Go through the material and write it all out exactly, minus the pictures.

* **DATA LINES**:

::::

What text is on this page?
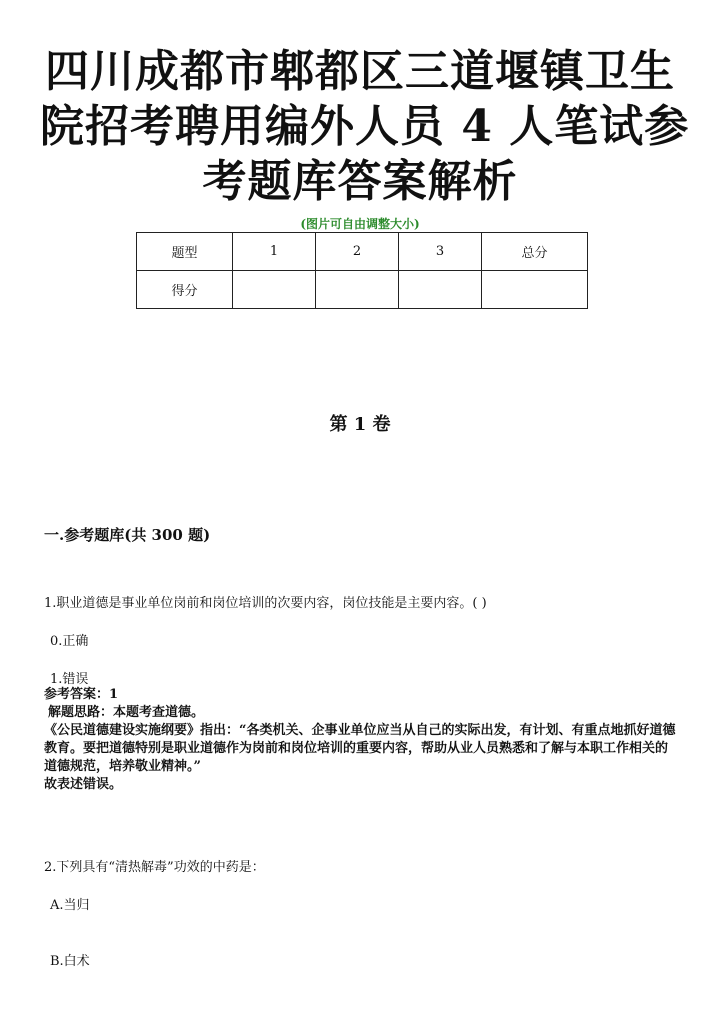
四川成都市郫都区三道堰镇卫生
院招考聘用编外人员 4 人笔试参
考题库答案解析
(图片可自由调整大小)
题型	1	2	3	总分
得分				
第 1 卷
一.参考题库(共 300 题)
1.职业道德是事业单位岗前和岗位培训的次要内容，岗位技能是主要内容。( )
0.正确
1.错误
参考答案：1
解题思路：本题考查道德。
《公民道德建设实施纲要》指出：“各类机关、企事业单位应当从自己的实际出发，有计划、有重点地抓好道德教育。要把道德特别是职业道德作为岗前和岗位培训的重要内容，帮助从业人员熟悉和了解与本职工作相关的道德规范，培养敬业精神。”
故表述错误。
2.下列具有“清热解毒”功效的中药是：
A.当归
B.白术
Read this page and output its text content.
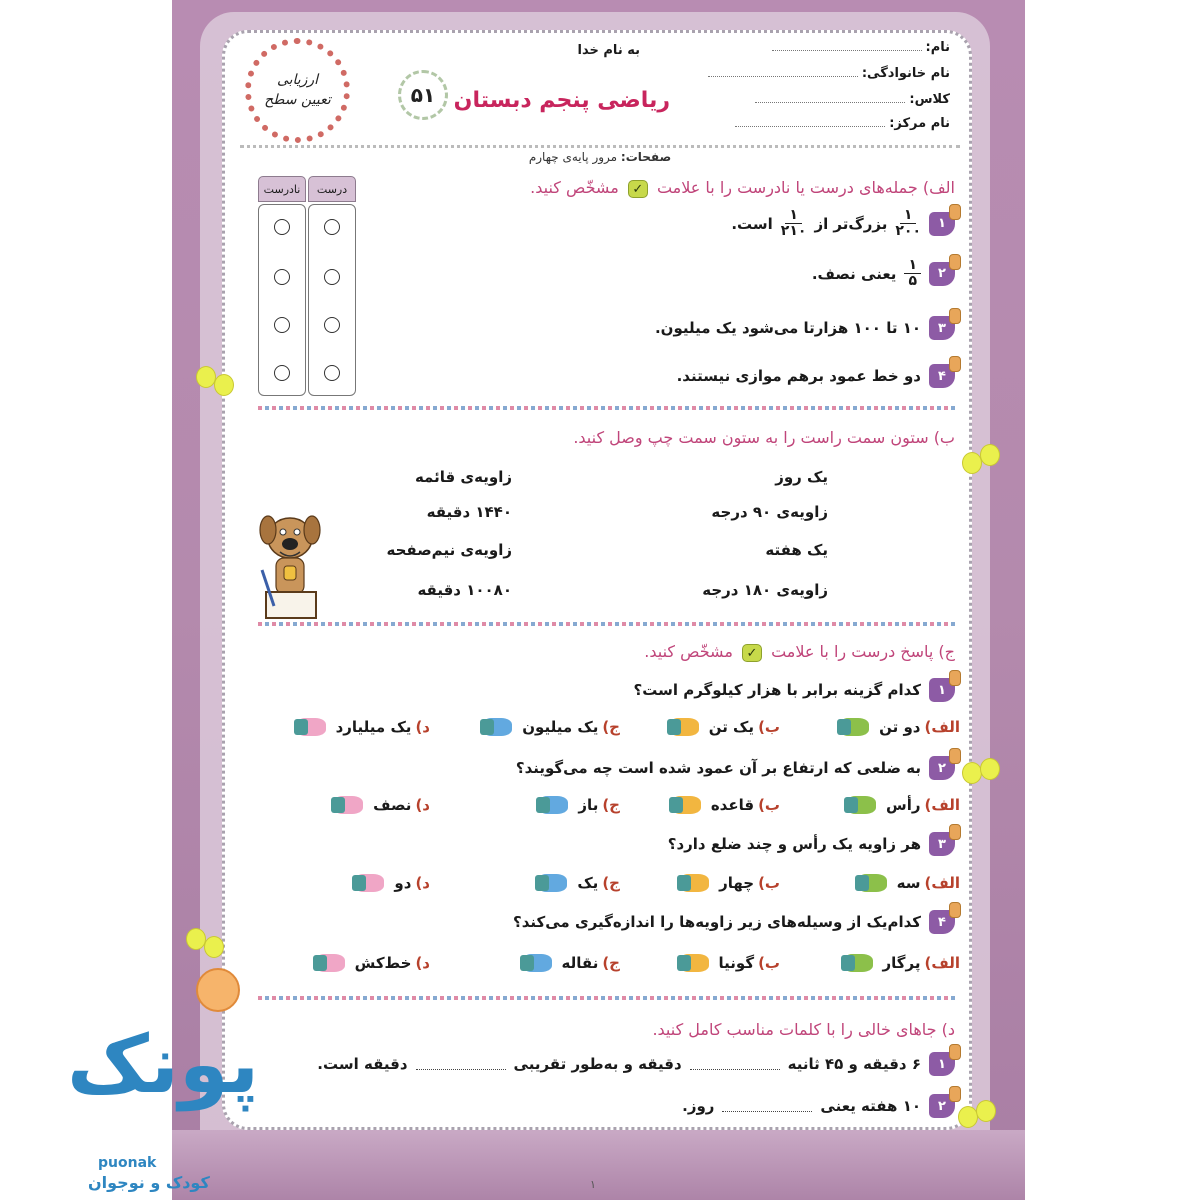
۱
نام:
نام خانوادگی:
کلاس:
نام مرکز:
به نام خدا
ریاضی پنجم دبستان
۵۱
ارزیابی
تعیین سطح
صفحات: مرور پایه‌ی چهارم
الف) جمله‌های درست یا نادرست را با علامت ✓ مشخّص کنید.
درست
نادرست
۱
$\frac{۱}{۲۰۰}$
بزرگ‌تر از
$\frac{۱}{۲۱۰}$
است.
۲
$\frac{۱}{۵}$
یعنی نصف.
۳
۱۰ تا ۱۰۰ هزارتا می‌شود یک میلیون.
۴
دو خط عمود برهم موازی نیستند.
ب) ستون سمت راست را به ستون سمت چپ وصل کنید.
یک روز
زاویه‌ی ۹۰ درجه
یک هفته
زاویه‌ی ۱۸۰ درجه
زاویه‌ی قائمه
۱۴۴۰ دقیقه
زاویه‌ی نیم‌صفحه
۱۰۰۸۰ دقیقه
ج) پاسخ درست را با علامت ✓ مشخّص کنید.
۱
کدام گزینه برابر با هزار کیلوگرم است؟
الف)
دو تن
ب)
یک تن
ج)
یک میلیون
د)
یک میلیارد
۲
به ضلعی که ارتفاع بر آن عمود شده است چه می‌گویند؟
الف)
رأس
ب)
قاعده
ج)
باز
د)
نصف
۳
هر زاویه یک رأس و چند ضلع دارد؟
الف)
سه
ب)
چهار
ج)
یک
د)
دو
۴
کدام‌یک از وسیله‌های زیر زاویه‌ها را اندازه‌گیری می‌کند؟
الف)
پرگار
ب)
گونیا
ج)
نقاله
د)
خط‌کش
د) جاهای خالی را با کلمات مناسب کامل کنید.
۱
۶ دقیقه و ۴۵ ثانیه
دقیقه و به‌طور تقریبی
دقیقه است.
۲
۱۰ هفته یعنی
روز.
پونک
puonak
کودک و نوجوان
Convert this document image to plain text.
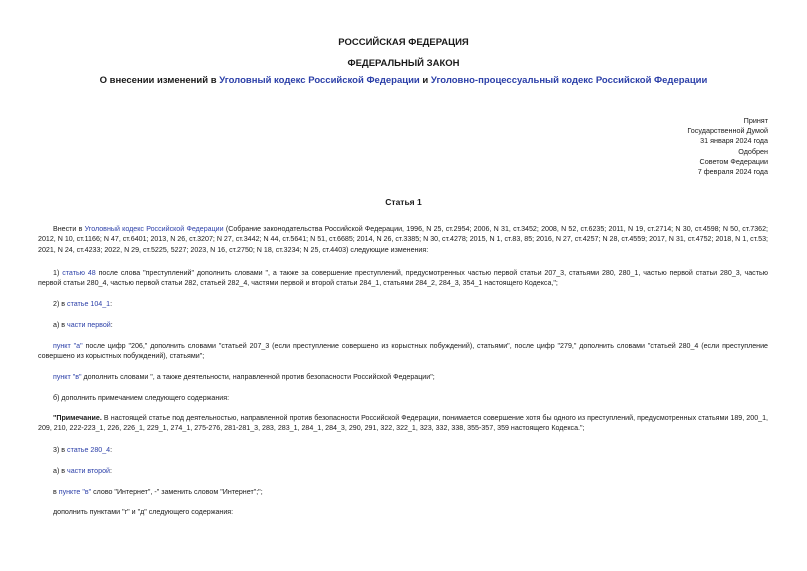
РОССИЙСКАЯ ФЕДЕРАЦИЯ
ФЕДЕРАЛЬНЫЙ ЗАКОН
О внесении изменений в Уголовный кодекс Российской Федерации и Уголовно-процессуальный кодекс Российской Федерации
Принят
Государственной Думой
31 января 2024 года
Одобрен
Советом Федерации
7 февраля 2024 года
Статья 1
Внести в Уголовный кодекс Российской Федерации (Собрание законодательства Российской Федерации, 1996, N 25, ст.2954; 2006, N 31, ст.3452; 2008, N 52, ст.6235; 2011, N 19, ст.2714; N 30, ст.4598; N 50, ст.7362; 2012, N 10, ст.1166; N 47, ст.6401; 2013, N 26, ст.3207; N 27, ст.3442; N 44, ст.5641; N 51, ст.6685; 2014, N 26, ст.3385; N 30, ст.4278; 2015, N 1, ст.83, 85; 2016, N 27, ст.4257; N 28, ст.4559; 2017, N 31, ст.4752; 2018, N 1, ст.53; 2021, N 24, ст.4233; 2022, N 29, ст.5225, 5227; 2023, N 16, ст.2750; N 18, ст.3234; N 25, ст.4403) следующие изменения:
1) статью 48 после слова "преступлений" дополнить словами ", а также за совершение преступлений, предусмотренных частью первой статьи 207_3, статьями 280, 280_1, частью первой статьи 280_3, частью первой статьи 280_4, частью первой статьи 282, статьей 282_4, частями первой и второй статьи 284_1, статьями 284_2, 284_3, 354_1 настоящего Кодекса,";
2) в статье 104_1:
а) в части первой:
пункт "а" после цифр "206," дополнить словами "статьей 207_3 (если преступление совершено из корыстных побуждений), статьями", после цифр "279," дополнить словами "статьей 280_4 (если преступление совершено из корыстных побуждений), статьями";
пункт "в" дополнить словами ", а также деятельности, направленной против безопасности Российской Федерации";
б) дополнить примечанием следующего содержания:
"Примечание. В настоящей статье под деятельностью, направленной против безопасности Российской Федерации, понимается совершение хотя бы одного из преступлений, предусмотренных статьями 189, 200_1, 209, 210, 222-223_1, 226, 226_1, 229_1, 274_1, 275-276, 281-281_3, 283, 283_1, 284_1, 284_3, 290, 291, 322, 322_1, 323, 332, 338, 355-357, 359 настоящего Кодекса.";
3) в статье 280_4:
а) в части второй:
в пункте "в" слово "Интернет", -" заменить словом "Интернет";";
дополнить пунктами "г" и "д" следующего содержания:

::::

* **THE OUTPUT**:
What text is on this page?
四川成都市郫都区三道堰镇卫生
院招考聘用编外人员 4 人笔试参
考题库答案解析
(图片可自由调整大小)
题型	1	2	3	总分
得分				
第 1 卷
一.参考题库(共 300 题)
1.职业道德是事业单位岗前和岗位培训的次要内容，岗位技能是主要内容。( )
0.正确
1.错误
参考答案：1
解题思路：本题考查道德。
《公民道德建设实施纲要》指出：“各类机关、企事业单位应当从自己的实际出发，有计划、有重点地抓好道德教育。要把道德特别是职业道德作为岗前和岗位培训的重要内容，帮助从业人员熟悉和了解与本职工作相关的道德规范，培养敬业精神。”
故表述错误。
2.下列具有“清热解毒”功效的中药是：
A.当归
B.白术
Read this page and output its text content.
۱
نام:
نام خانوادگی:
کلاس:
نام مرکز:
به نام خدا
ریاضی پنجم دبستان
۵۱
ارزیابی
تعیین سطح
صفحات: مرور پایه‌ی چهارم
الف) جمله‌های درست یا نادرست را با علامت ✓ مشخّص کنید.
درست
نادرست
۱
$\frac{۱}{۲۰۰}$
بزرگ‌تر از
$\frac{۱}{۲۱۰}$
است.
۲
$\frac{۱}{۵}$
یعنی نصف.
۳
۱۰ تا ۱۰۰ هزارتا می‌شود یک میلیون.
۴
دو خط عمود برهم موازی نیستند.
ب) ستون سمت راست را به ستون سمت چپ وصل کنید.
یک روز
زاویه‌ی ۹۰ درجه
یک هفته
زاویه‌ی ۱۸۰ درجه
زاویه‌ی قائمه
۱۴۴۰ دقیقه
زاویه‌ی نیم‌صفحه
۱۰۰۸۰ دقیقه
ج) پاسخ درست را با علامت ✓ مشخّص کنید.
۱
کدام گزینه برابر با هزار کیلوگرم است؟
الف)
دو تن
ب)
یک تن
ج)
یک میلیون
د)
یک میلیارد
۲
به ضلعی که ارتفاع بر آن عمود شده است چه می‌گویند؟
الف)
رأس
ب)
قاعده
ج)
باز
د)
نصف
۳
هر زاویه یک رأس و چند ضلع دارد؟
الف)
سه
ب)
چهار
ج)
یک
د)
دو
۴
کدام‌یک از وسیله‌های زیر زاویه‌ها را اندازه‌گیری می‌کند؟
الف)
پرگار
ب)
گونیا
ج)
نقاله
د)
خط‌کش
د) جاهای خالی را با کلمات مناسب کامل کنید.
۱
۶ دقیقه و ۴۵ ثانیه
دقیقه و به‌طور تقریبی
دقیقه است.
۲
۱۰ هفته یعنی
روز.
پونک
puonak
کودک و نوجوان
Convert this document image to plain text.
РОССИЙСКАЯ ФЕДЕРАЦИЯ
ФЕДЕРАЛЬНЫЙ ЗАКОН
О внесении изменений в Уголовный кодекс Российской Федерации и Уголовно-процессуальный кодекс Российской Федерации
Принят
Государственной Думой
31 января 2024 года
Одобрен
Советом Федерации
7 февраля 2024 года
Статья 1
Внести в Уголовный кодекс Российской Федерации (Собрание законодательства Российской Федерации, 1996, N 25, ст.2954; 2006, N 31, ст.3452; 2008, N 52, ст.6235; 2011, N 19, ст.2714; N 30, ст.4598; N 50, ст.7362; 2012, N 10, ст.1166; N 47, ст.6401; 2013, N 26, ст.3207; N 27, ст.3442; N 44, ст.5641; N 51, ст.6685; 2014, N 26, ст.3385; N 30, ст.4278; 2015, N 1, ст.83, 85; 2016, N 27, ст.4257; N 28, ст.4559; 2017, N 31, ст.4752; 2018, N 1, ст.53; 2021, N 24, ст.4233; 2022, N 29, ст.5225, 5227; 2023, N 16, ст.2750; N 18, ст.3234; N 25, ст.4403) следующие изменения:
1) статью 48 после слова "преступлений" дополнить словами ", а также за совершение преступлений, предусмотренных частью первой статьи 207_3, статьями 280, 280_1, частью первой статьи 280_3, частью первой статьи 280_4, частью первой статьи 282, статьей 282_4, частями первой и второй статьи 284_1, статьями 284_2, 284_3, 354_1 настоящего Кодекса,";
2) в статье 104_1:
а) в части первой:
пункт "а" после цифр "206," дополнить словами "статьей 207_3 (если преступление совершено из корыстных побуждений), статьями", после цифр "279," дополнить словами "статьей 280_4 (если преступление совершено из корыстных побуждений), статьями";
пункт "в" дополнить словами ", а также деятельности, направленной против безопасности Российской Федерации";
б) дополнить примечанием следующего содержания:
"Примечание. В настоящей статье под деятельностью, направленной против безопасности Российской Федерации, понимается совершение хотя бы одного из преступлений, предусмотренных статьями 189, 200_1, 209, 210, 222-223_1, 226, 226_1, 229_1, 274_1, 275-276, 281-281_3, 283, 283_1, 284_1, 284_3, 290, 291, 322, 322_1, 323, 332, 338, 355-357, 359 настоящего Кодекса.";
3) в статье 280_4:
а) в части второй:
в пункте "в" слово "Интернет", -" заменить словом "Интернет";";
дополнить пунктами "г" и "д" следующего содержания:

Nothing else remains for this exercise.